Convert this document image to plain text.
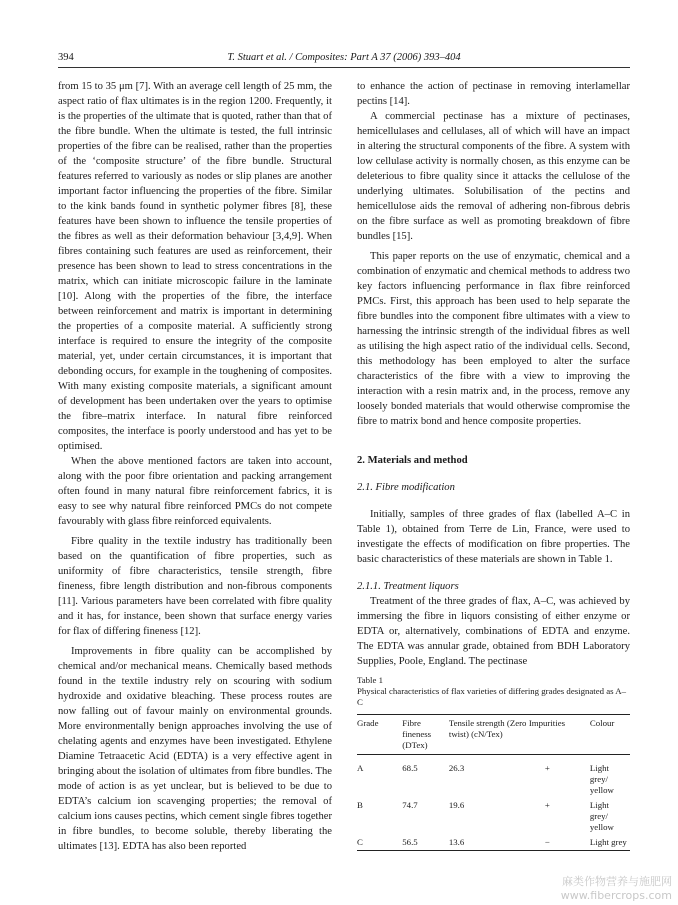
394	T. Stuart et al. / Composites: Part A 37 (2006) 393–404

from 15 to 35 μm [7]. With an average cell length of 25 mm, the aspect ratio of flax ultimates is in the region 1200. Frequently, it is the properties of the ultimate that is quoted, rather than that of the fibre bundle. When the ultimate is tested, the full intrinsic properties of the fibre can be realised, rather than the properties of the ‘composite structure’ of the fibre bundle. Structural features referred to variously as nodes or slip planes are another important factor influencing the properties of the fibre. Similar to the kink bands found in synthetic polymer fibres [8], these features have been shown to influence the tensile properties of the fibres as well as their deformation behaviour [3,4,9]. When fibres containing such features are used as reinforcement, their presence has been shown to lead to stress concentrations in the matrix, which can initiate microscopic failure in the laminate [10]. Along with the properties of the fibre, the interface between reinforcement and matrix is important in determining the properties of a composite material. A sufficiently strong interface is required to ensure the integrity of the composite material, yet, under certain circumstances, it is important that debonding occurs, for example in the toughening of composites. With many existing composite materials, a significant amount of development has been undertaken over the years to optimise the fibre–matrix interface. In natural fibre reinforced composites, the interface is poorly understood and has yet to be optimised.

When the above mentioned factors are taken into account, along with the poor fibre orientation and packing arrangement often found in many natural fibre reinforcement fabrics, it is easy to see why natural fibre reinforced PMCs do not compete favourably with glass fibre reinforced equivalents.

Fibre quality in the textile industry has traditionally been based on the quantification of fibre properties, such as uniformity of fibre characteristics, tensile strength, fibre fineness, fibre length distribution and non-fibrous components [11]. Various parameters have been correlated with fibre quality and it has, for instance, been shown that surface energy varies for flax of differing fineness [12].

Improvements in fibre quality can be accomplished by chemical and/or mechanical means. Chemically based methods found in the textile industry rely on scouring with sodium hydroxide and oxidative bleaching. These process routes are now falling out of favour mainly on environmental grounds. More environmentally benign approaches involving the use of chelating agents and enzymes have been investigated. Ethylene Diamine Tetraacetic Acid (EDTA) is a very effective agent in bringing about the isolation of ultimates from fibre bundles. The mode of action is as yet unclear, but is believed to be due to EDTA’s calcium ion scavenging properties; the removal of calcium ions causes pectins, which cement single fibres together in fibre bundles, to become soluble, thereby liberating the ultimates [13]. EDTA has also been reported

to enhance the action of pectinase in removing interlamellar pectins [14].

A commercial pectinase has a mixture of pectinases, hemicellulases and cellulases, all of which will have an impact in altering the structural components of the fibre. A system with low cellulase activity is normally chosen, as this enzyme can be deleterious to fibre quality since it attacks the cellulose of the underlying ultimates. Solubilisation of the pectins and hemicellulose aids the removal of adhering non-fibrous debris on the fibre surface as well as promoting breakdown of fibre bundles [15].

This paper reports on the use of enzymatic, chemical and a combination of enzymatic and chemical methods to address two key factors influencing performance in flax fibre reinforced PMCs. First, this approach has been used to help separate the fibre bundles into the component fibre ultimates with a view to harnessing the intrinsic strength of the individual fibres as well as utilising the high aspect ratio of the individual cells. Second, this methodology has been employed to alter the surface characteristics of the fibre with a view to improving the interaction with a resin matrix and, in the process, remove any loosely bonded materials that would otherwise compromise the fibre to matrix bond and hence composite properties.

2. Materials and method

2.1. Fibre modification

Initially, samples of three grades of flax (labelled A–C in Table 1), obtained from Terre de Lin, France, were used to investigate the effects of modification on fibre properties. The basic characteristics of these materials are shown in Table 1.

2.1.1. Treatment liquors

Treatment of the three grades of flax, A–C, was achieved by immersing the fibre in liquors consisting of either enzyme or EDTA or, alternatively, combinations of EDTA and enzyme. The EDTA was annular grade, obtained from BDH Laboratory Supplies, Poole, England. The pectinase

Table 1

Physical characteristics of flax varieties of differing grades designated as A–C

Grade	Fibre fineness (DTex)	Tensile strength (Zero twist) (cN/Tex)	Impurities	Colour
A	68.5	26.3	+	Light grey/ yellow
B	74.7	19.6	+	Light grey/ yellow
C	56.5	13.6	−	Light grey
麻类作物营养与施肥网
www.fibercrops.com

▬▬▬▬▬▬

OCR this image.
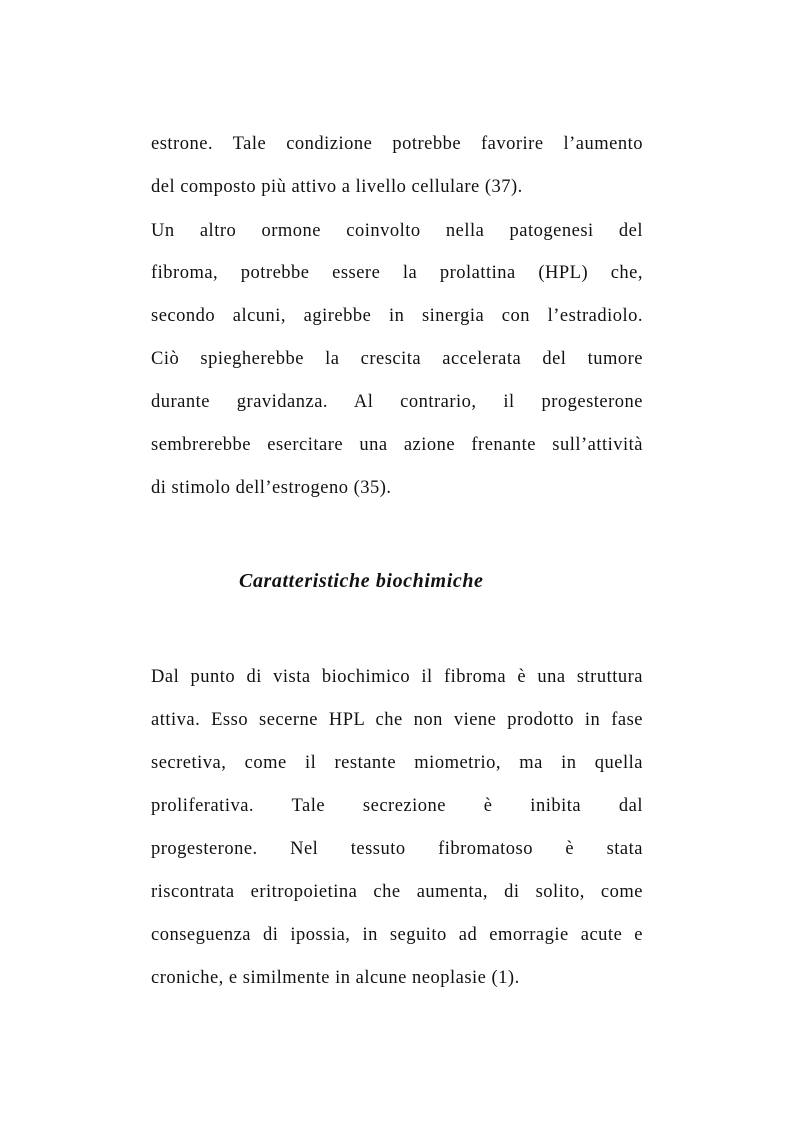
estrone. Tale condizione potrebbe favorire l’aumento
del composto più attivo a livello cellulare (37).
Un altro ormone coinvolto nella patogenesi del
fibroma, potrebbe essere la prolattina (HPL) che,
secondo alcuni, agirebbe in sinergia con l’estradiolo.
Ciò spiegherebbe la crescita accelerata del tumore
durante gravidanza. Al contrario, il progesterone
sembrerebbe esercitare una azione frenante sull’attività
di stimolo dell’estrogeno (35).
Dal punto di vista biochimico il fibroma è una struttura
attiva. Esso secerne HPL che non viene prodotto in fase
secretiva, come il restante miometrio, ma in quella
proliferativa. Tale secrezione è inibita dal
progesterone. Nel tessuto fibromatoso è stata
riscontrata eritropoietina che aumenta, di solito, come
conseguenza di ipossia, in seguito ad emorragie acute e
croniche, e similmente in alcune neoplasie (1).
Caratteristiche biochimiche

▬▬▬▬▬▬

### TASK TO CARRY OUT
Copy out, from the material above, each line where the word "modification" is present.

### ANSWER BELOW
2.1. Fibre modification
Initially, samples of three grades of flax (labelled A–C in Table 1), obtained from Terre de Lin, France, were used to investigate the effects of modification on fibre properties. The basic characteristics of these materials are shown in Table 1.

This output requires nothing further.